>> BEGIN Input records

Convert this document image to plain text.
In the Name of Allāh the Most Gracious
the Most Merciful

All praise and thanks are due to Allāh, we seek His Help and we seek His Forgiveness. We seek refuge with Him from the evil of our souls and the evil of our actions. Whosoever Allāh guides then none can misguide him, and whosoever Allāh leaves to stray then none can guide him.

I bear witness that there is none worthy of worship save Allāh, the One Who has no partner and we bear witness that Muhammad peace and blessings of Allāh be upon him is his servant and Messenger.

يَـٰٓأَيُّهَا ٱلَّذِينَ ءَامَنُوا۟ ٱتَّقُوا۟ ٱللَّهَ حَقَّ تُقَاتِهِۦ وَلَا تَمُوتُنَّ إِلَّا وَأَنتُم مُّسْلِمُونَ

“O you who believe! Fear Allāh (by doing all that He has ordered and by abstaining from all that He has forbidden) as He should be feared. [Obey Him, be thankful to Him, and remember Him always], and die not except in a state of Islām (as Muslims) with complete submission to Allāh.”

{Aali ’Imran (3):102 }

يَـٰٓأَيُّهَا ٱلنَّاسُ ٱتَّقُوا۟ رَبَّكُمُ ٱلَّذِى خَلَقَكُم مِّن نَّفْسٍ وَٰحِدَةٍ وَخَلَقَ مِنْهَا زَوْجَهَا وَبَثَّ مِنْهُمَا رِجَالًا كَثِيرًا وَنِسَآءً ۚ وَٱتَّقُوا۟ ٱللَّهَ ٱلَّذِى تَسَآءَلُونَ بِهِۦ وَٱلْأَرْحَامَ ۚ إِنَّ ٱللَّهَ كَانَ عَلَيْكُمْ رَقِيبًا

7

>> END Input records
>> BEGIN Input records

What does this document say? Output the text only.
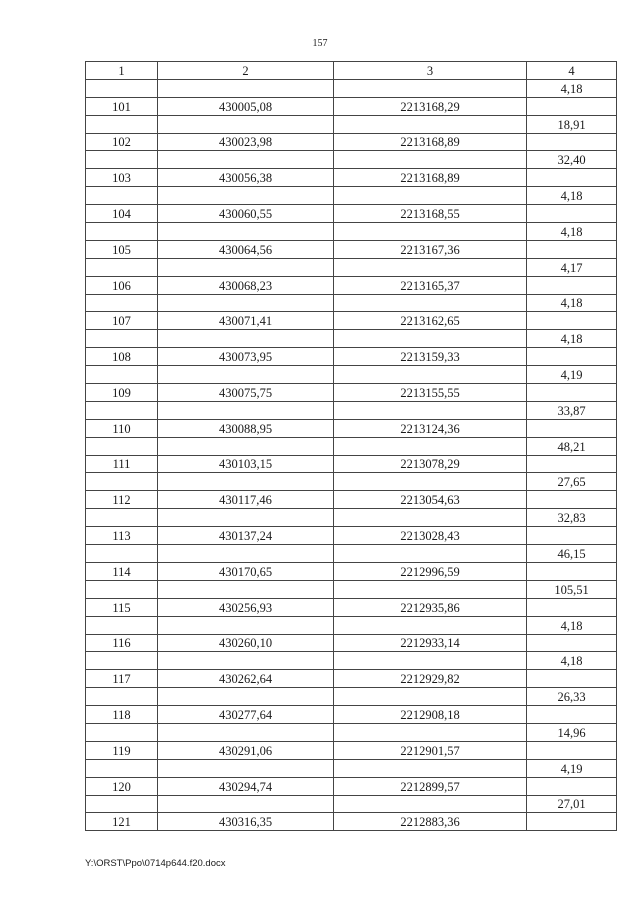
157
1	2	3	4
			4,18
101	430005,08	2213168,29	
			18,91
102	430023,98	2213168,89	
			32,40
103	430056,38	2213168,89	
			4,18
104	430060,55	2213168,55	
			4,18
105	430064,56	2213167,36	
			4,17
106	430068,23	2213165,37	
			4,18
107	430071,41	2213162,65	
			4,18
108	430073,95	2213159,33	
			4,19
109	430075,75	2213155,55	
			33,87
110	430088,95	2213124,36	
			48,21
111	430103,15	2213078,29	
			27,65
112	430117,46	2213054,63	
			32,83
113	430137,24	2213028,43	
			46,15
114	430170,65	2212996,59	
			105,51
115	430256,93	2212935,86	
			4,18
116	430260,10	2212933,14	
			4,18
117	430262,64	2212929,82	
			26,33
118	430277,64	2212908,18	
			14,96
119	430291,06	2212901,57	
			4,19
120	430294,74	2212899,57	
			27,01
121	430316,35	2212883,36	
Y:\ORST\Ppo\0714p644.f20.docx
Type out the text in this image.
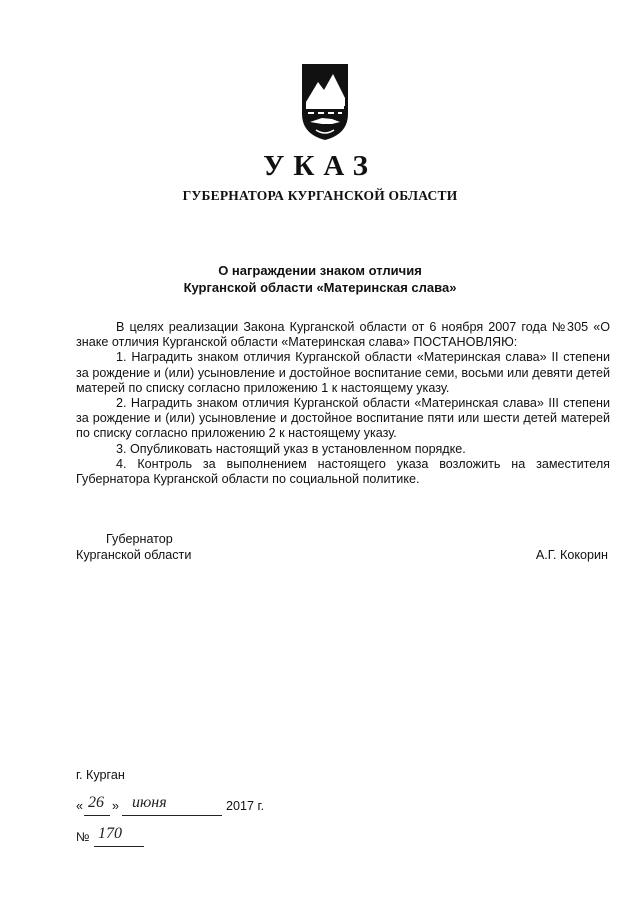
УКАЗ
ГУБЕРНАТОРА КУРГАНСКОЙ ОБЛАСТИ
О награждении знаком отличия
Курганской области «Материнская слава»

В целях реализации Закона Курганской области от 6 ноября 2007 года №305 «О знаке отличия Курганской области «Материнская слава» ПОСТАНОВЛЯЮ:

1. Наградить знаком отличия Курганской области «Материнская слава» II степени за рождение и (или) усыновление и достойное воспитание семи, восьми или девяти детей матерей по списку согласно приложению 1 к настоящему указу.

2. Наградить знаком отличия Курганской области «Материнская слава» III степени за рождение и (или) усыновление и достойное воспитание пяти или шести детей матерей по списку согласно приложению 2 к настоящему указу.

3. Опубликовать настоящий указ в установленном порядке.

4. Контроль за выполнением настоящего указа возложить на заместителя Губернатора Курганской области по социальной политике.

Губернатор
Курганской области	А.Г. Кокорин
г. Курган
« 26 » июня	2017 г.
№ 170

>> END Input records

Gather each line that holds "text".

Convert this document image to plain text.
What does this document say? Output the text only.
Type out the text in this image.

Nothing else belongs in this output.